GIVEN PROBLEM :: Rewrite everything in the listing from the line containing "y-tick-label: 2 bbox=[36, 300, 41, 308]" down to the line containing "y-tick-label: 6 bbox=[36, 163, 42, 171]" as a numbered list, omitting any blank lines.

── INFORMATION GIVEN

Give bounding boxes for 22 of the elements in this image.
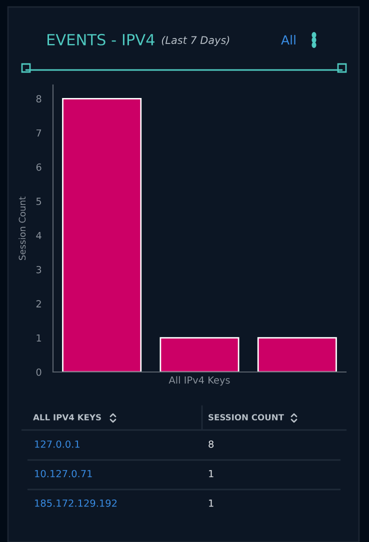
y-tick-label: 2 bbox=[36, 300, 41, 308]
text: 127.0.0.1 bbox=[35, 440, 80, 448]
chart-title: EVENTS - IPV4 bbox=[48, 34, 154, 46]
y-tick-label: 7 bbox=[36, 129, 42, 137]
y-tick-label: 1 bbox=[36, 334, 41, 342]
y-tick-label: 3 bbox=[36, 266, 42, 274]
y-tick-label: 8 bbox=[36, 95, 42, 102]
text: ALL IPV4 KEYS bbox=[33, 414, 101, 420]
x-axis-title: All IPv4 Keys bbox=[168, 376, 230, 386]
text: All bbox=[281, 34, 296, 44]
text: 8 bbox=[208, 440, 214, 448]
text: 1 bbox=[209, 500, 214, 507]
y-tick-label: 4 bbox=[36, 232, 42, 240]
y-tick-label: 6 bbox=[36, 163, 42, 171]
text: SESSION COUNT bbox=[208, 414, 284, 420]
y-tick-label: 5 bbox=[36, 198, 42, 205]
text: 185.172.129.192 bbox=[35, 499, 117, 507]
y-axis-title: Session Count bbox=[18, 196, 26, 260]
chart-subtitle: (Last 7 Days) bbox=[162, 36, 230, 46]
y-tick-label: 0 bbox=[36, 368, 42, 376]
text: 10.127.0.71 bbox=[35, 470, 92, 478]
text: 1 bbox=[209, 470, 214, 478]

────

COMPLETE RESPONSE ::
1. y-tick-label: 2 bbox=[36, 300, 41, 308]
2. text: 127.0.0.1 bbox=[35, 440, 80, 448]
3. chart-title: EVENTS - IPV4 bbox=[48, 34, 154, 46]
4. y-tick-label: 7 bbox=[36, 129, 42, 137]
5. y-tick-label: 1 bbox=[36, 334, 41, 342]
6. y-tick-label: 3 bbox=[36, 266, 42, 274]
7. y-tick-label: 8 bbox=[36, 95, 42, 102]
8. text: ALL IPV4 KEYS bbox=[33, 414, 101, 420]
9. x-axis-title: All IPv4 Keys bbox=[168, 376, 230, 386]
10. text: All bbox=[281, 34, 296, 44]
11. text: 8 bbox=[208, 440, 214, 448]
12. text: 1 bbox=[209, 500, 214, 507]
13. y-tick-label: 4 bbox=[36, 232, 42, 240]
14. y-tick-label: 6 bbox=[36, 163, 42, 171]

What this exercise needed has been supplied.